Find all the lines with "cambistas" and gather them.
*** Provided entries
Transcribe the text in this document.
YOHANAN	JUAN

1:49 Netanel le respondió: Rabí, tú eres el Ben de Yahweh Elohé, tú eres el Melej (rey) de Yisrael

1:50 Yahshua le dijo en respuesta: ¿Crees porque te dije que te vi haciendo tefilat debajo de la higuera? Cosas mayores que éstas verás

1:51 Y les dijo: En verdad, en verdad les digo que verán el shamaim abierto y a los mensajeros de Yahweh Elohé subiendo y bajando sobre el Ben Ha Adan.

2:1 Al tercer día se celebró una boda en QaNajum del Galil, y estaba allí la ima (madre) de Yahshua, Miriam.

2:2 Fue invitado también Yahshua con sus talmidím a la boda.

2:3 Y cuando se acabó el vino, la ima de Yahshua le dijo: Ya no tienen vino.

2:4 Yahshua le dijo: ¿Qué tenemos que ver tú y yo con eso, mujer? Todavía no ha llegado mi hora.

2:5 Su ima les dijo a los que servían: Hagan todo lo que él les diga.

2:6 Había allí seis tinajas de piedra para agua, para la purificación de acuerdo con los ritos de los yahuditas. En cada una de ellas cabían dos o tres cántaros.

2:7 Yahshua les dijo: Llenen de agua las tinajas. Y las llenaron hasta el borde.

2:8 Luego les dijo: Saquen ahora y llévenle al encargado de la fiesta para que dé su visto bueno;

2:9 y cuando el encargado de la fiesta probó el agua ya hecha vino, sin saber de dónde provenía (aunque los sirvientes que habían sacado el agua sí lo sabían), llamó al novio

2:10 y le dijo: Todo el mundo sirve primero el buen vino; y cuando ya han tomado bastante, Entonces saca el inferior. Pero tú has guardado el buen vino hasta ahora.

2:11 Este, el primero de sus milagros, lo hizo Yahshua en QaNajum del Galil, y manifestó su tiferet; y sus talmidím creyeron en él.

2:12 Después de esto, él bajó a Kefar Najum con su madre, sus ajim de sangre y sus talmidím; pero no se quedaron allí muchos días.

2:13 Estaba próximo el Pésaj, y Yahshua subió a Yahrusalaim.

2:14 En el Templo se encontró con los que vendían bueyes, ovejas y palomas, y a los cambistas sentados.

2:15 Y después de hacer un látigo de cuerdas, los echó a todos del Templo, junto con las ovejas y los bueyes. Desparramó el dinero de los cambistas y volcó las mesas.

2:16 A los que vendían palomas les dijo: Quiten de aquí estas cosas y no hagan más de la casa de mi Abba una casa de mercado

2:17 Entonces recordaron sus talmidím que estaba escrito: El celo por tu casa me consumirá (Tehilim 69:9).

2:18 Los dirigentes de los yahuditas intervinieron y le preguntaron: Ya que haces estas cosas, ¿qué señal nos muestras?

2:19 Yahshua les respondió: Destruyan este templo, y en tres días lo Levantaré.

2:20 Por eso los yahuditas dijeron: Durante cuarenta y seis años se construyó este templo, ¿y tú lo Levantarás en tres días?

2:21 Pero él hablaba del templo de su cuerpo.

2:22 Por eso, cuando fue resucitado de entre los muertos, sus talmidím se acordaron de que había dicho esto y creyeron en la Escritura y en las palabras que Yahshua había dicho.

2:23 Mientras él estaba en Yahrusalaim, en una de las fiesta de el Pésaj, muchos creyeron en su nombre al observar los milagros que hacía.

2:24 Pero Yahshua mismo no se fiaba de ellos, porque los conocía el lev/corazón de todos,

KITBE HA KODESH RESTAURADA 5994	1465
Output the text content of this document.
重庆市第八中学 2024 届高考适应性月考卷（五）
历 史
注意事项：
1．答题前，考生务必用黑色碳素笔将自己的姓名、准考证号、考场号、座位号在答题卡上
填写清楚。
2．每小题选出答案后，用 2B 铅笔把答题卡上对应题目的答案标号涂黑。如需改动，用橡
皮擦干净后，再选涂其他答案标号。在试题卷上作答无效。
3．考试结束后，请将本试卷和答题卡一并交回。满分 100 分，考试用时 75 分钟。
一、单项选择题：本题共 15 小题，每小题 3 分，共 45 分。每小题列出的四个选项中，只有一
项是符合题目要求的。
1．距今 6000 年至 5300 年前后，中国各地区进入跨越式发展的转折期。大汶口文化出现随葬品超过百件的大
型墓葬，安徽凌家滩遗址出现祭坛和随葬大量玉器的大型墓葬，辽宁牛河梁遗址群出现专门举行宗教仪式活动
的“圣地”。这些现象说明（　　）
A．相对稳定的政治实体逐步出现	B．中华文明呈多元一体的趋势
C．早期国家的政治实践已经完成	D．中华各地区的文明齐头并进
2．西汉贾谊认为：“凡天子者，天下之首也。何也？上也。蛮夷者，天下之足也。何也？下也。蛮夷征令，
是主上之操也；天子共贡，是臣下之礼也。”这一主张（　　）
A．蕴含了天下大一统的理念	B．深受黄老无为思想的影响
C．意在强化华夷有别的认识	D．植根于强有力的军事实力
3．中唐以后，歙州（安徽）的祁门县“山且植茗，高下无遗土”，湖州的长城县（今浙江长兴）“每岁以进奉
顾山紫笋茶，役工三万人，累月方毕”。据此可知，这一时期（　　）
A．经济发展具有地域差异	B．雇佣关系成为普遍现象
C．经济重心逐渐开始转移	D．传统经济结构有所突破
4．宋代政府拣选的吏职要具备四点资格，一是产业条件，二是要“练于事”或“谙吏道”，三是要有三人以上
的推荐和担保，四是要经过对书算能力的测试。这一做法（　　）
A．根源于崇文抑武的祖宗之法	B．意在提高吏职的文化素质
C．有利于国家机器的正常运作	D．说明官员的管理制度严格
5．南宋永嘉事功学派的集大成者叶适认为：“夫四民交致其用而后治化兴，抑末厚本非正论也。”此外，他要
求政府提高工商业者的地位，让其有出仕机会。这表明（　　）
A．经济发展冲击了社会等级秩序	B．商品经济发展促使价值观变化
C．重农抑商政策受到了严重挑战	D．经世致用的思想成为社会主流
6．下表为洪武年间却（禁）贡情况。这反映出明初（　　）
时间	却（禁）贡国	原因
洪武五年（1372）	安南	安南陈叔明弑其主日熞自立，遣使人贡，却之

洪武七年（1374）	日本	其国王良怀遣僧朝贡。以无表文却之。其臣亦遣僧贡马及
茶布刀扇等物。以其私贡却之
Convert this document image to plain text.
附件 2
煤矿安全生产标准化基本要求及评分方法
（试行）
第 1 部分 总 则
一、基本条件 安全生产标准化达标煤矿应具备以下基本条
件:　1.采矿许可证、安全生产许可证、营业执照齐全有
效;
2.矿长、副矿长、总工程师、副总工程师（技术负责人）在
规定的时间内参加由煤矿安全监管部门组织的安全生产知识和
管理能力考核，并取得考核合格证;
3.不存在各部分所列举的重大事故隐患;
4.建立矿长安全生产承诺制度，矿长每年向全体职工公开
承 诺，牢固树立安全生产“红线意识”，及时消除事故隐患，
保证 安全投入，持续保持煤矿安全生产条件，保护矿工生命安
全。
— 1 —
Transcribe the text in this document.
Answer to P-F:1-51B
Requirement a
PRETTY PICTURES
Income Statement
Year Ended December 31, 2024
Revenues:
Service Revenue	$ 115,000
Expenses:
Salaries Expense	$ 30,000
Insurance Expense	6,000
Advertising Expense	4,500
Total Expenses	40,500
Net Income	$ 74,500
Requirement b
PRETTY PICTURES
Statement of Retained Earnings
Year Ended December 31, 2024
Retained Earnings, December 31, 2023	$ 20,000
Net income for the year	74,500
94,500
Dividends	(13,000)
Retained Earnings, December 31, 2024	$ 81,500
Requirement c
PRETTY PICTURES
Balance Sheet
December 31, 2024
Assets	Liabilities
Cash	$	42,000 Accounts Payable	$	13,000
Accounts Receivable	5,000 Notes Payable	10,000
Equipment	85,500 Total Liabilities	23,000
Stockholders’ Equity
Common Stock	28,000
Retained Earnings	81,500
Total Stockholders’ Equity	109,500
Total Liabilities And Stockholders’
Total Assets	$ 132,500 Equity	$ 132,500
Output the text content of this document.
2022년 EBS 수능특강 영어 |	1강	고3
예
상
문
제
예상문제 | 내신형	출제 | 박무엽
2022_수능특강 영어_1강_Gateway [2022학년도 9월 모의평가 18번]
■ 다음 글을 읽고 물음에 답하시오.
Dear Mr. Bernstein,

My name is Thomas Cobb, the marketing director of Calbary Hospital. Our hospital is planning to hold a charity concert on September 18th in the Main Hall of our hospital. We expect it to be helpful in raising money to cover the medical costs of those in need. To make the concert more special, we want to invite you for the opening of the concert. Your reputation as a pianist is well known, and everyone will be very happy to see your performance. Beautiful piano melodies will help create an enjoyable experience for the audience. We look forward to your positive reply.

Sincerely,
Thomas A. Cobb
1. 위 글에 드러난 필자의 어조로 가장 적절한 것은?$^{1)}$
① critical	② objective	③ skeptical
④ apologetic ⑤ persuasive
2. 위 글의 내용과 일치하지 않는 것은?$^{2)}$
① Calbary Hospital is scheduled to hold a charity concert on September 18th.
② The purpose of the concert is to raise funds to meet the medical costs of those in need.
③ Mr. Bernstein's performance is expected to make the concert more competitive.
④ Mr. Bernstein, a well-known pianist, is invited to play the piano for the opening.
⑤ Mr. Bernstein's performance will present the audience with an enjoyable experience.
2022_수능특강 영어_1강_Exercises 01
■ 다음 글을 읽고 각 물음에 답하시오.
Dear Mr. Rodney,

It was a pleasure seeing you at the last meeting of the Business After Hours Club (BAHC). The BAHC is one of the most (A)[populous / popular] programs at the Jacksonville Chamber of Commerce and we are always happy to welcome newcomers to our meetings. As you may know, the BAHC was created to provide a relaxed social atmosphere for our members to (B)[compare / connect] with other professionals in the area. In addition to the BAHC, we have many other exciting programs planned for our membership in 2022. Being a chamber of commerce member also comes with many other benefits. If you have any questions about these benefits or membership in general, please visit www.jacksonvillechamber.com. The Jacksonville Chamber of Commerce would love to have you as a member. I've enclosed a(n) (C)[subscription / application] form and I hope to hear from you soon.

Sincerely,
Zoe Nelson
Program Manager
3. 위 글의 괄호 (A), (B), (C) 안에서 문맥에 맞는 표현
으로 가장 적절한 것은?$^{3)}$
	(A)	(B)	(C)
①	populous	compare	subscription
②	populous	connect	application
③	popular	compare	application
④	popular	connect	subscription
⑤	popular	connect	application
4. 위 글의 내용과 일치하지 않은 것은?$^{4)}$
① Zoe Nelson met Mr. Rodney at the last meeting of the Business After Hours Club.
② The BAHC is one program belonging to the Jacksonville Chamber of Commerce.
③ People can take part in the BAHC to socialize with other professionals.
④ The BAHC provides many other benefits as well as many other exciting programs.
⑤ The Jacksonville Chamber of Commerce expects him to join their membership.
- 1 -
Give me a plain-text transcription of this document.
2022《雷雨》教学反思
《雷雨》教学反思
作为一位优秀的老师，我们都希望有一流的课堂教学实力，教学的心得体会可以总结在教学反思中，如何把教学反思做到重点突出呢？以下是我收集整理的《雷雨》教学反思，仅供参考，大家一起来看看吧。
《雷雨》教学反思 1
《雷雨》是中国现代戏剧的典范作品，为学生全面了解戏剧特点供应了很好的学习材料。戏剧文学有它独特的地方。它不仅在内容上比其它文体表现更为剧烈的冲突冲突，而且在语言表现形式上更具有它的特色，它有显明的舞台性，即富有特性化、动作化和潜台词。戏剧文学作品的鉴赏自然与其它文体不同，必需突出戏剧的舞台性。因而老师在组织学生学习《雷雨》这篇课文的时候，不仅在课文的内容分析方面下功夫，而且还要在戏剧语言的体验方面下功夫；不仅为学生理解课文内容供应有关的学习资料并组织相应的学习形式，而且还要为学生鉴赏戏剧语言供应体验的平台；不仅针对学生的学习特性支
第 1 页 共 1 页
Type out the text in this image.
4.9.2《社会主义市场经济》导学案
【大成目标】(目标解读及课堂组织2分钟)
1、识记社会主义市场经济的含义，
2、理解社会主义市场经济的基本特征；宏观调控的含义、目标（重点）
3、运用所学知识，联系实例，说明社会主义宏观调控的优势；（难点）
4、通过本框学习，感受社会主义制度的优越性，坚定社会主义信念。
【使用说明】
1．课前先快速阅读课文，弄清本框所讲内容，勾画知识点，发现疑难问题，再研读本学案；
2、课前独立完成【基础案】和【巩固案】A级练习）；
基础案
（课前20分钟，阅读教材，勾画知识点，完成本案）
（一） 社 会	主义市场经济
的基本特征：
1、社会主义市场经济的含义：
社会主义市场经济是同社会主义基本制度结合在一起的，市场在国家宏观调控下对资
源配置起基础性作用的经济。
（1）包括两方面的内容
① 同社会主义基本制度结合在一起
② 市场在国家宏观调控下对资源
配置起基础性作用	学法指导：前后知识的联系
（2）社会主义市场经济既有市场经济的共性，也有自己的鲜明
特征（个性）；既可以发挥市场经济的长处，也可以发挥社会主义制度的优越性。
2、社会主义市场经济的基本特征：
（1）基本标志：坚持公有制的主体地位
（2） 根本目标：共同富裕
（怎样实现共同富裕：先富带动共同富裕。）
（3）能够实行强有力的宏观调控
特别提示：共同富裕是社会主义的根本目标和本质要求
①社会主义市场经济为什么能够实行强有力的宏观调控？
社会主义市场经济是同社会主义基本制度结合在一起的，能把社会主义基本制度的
******
- _Output below_:
2:14 En el Templo se encontró con los que vendían bueyes, ovejas y palomas, y a los cambistas sentados.
2:15 Y después de hacer un látigo de cuerdas, los echó a todos del Templo, junto con las ovejas y los bueyes. Desparramó el dinero de los cambistas y volcó las mesas.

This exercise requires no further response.